§ Work required: Look through the lines below and extract each one that contains "color".

§ Data in this exercise:
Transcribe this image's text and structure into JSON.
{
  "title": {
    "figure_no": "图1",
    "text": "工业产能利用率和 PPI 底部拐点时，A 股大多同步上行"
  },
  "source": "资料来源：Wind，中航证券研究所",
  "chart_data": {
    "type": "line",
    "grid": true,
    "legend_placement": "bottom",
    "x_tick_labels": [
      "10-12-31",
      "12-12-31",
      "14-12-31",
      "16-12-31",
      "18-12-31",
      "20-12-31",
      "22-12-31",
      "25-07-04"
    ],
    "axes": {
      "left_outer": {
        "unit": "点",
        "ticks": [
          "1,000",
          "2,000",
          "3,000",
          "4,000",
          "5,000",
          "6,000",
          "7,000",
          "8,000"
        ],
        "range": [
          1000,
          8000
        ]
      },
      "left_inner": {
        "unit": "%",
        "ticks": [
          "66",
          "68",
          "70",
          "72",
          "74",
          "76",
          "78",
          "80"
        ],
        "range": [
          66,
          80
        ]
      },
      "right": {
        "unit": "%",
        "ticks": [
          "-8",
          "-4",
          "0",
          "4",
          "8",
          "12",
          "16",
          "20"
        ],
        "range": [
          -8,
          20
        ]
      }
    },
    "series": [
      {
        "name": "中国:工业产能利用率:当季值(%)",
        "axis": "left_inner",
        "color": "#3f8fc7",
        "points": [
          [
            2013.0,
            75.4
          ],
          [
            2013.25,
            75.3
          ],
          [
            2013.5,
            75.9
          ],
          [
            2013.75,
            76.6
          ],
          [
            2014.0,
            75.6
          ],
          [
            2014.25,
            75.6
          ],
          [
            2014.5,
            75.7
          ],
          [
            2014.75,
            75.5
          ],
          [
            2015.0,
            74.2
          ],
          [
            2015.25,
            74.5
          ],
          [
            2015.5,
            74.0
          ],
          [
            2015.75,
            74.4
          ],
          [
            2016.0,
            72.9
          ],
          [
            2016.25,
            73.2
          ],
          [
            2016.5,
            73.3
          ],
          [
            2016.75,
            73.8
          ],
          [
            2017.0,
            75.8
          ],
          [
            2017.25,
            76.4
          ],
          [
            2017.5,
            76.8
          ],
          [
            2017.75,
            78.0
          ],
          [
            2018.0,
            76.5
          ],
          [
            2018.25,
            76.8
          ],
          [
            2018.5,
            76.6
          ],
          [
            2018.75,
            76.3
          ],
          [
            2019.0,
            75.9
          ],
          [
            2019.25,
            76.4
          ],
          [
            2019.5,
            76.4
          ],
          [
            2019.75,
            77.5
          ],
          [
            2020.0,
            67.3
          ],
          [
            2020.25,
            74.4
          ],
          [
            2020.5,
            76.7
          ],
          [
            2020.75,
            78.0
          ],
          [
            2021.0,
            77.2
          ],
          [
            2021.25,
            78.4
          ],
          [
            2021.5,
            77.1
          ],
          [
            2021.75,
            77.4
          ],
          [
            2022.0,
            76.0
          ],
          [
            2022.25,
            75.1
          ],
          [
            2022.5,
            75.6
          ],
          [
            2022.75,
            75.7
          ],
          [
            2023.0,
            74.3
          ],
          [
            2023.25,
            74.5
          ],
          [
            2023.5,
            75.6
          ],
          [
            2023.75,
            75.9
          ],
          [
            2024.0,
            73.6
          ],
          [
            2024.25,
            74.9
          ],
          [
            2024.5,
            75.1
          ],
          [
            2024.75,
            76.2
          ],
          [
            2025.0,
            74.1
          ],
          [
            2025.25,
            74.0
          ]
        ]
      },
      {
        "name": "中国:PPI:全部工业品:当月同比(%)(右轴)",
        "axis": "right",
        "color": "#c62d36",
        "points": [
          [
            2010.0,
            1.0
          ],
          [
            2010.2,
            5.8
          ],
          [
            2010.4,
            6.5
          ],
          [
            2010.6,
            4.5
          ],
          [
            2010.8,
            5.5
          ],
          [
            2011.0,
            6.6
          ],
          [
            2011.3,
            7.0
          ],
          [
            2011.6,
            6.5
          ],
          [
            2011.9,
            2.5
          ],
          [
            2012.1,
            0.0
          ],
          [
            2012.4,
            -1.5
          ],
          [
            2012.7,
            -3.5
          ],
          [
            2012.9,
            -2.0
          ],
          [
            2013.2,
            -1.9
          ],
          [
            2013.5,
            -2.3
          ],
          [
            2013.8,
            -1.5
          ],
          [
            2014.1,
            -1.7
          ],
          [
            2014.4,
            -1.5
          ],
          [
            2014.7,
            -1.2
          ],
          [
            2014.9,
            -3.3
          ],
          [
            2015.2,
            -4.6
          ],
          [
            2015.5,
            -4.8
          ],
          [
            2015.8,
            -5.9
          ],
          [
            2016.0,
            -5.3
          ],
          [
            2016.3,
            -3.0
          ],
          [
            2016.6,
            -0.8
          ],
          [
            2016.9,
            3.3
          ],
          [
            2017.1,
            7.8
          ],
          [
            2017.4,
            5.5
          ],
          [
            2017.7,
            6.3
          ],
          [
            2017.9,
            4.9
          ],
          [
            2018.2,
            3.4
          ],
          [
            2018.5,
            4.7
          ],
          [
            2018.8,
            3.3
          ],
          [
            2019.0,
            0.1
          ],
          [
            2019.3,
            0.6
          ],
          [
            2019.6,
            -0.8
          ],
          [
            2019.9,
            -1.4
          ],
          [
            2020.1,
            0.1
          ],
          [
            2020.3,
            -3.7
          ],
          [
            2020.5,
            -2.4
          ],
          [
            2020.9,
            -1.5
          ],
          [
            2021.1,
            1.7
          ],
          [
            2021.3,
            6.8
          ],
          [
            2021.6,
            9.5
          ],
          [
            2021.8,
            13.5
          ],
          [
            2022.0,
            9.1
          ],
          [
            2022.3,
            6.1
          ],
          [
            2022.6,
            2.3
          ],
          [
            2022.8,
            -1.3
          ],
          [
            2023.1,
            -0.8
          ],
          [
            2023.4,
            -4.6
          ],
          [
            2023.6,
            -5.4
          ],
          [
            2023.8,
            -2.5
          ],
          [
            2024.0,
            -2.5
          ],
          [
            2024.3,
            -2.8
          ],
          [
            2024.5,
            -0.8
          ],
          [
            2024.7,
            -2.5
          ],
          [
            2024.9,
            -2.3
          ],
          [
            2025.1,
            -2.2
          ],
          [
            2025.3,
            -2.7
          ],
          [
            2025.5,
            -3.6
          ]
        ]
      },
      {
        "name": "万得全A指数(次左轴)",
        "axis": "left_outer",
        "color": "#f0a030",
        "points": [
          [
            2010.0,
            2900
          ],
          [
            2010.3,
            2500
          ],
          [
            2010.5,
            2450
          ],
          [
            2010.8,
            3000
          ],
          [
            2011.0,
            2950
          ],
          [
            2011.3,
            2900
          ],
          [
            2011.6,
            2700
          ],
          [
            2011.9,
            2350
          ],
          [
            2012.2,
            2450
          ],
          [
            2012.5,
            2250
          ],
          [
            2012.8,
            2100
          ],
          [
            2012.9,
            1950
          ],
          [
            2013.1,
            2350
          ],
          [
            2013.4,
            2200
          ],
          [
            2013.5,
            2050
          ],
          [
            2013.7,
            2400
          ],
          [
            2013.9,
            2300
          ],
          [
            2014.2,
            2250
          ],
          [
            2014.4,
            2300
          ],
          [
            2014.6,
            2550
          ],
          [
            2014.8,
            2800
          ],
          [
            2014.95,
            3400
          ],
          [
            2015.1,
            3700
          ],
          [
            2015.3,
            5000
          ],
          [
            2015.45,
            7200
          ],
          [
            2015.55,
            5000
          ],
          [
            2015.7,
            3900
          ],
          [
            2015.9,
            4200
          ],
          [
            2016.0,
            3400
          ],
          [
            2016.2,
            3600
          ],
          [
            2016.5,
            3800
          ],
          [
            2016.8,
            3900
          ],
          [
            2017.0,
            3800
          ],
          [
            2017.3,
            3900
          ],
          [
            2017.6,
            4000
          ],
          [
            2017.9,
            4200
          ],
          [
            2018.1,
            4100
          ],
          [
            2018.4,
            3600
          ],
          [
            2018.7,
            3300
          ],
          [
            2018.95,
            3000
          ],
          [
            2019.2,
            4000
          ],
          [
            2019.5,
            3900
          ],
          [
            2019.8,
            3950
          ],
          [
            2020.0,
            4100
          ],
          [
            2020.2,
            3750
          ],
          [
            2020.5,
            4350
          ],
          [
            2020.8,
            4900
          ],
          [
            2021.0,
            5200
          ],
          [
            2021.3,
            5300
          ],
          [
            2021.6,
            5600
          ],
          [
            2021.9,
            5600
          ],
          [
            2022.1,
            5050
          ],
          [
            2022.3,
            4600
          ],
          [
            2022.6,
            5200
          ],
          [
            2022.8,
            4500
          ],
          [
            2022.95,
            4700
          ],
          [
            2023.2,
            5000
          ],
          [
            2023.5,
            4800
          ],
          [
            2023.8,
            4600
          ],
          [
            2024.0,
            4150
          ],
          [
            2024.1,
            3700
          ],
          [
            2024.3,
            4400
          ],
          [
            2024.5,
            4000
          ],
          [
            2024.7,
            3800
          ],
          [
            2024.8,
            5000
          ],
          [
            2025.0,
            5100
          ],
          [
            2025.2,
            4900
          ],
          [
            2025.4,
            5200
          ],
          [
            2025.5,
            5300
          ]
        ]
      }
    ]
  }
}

§ Output below:
        "color": "#3f8fc7",
        "color": "#c62d36",
        "color": "#f0a030",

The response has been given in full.